● **Work to do**:
Write the material out again exactly.

------------------------------------------------

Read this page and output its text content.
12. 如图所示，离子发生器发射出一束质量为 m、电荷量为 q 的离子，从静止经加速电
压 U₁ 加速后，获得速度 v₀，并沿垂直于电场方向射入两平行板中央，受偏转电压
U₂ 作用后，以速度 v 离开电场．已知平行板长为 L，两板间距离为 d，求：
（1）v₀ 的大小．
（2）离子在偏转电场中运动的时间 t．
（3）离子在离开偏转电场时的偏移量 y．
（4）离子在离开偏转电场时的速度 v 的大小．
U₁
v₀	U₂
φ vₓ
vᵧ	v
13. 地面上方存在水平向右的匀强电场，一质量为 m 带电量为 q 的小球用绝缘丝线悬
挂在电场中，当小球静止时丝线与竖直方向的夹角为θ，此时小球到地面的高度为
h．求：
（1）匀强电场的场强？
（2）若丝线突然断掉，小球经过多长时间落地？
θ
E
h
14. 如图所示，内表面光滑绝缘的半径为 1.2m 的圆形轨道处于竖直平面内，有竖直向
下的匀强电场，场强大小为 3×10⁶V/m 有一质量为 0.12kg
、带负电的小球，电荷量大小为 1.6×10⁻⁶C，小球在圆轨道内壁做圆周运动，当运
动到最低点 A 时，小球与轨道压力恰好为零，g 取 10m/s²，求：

------------------------------------------------

● **Correct result**:
Read this page and output its text content.
12. 如图所示，离子发生器发射出一束质量为 m、电荷量为 q 的离子，从静止经加速电
压 U₁ 加速后，获得速度 v₀，并沿垂直于电场方向射入两平行板中央，受偏转电压
U₂ 作用后，以速度 v 离开电场．已知平行板长为 L，两板间距离为 d，求：
（1）v₀ 的大小．
（2）离子在偏转电场中运动的时间 t．
（3）离子在离开偏转电场时的偏移量 y．
（4）离子在离开偏转电场时的速度 v 的大小．
U₁
v₀	U₂
φ vₓ
vᵧ	v
13. 地面上方存在水平向右的匀强电场，一质量为 m 带电量为 q 的小球用绝缘丝线悬
挂在电场中，当小球静止时丝线与竖直方向的夹角为θ，此时小球到地面的高度为
h．求：
（1）匀强电场的场强？
（2）若丝线突然断掉，小球经过多长时间落地？
θ
E
h
14. 如图所示，内表面光滑绝缘的半径为 1.2m 的圆形轨道处于竖直平面内，有竖直向
下的匀强电场，场强大小为 3×10⁶V/m 有一质量为 0.12kg
、带负电的小球，电荷量大小为 1.6×10⁻⁶C，小球在圆轨道内壁做圆周运动，当运
动到最低点 A 时，小球与轨道压力恰好为零，g 取 10m/s²，求：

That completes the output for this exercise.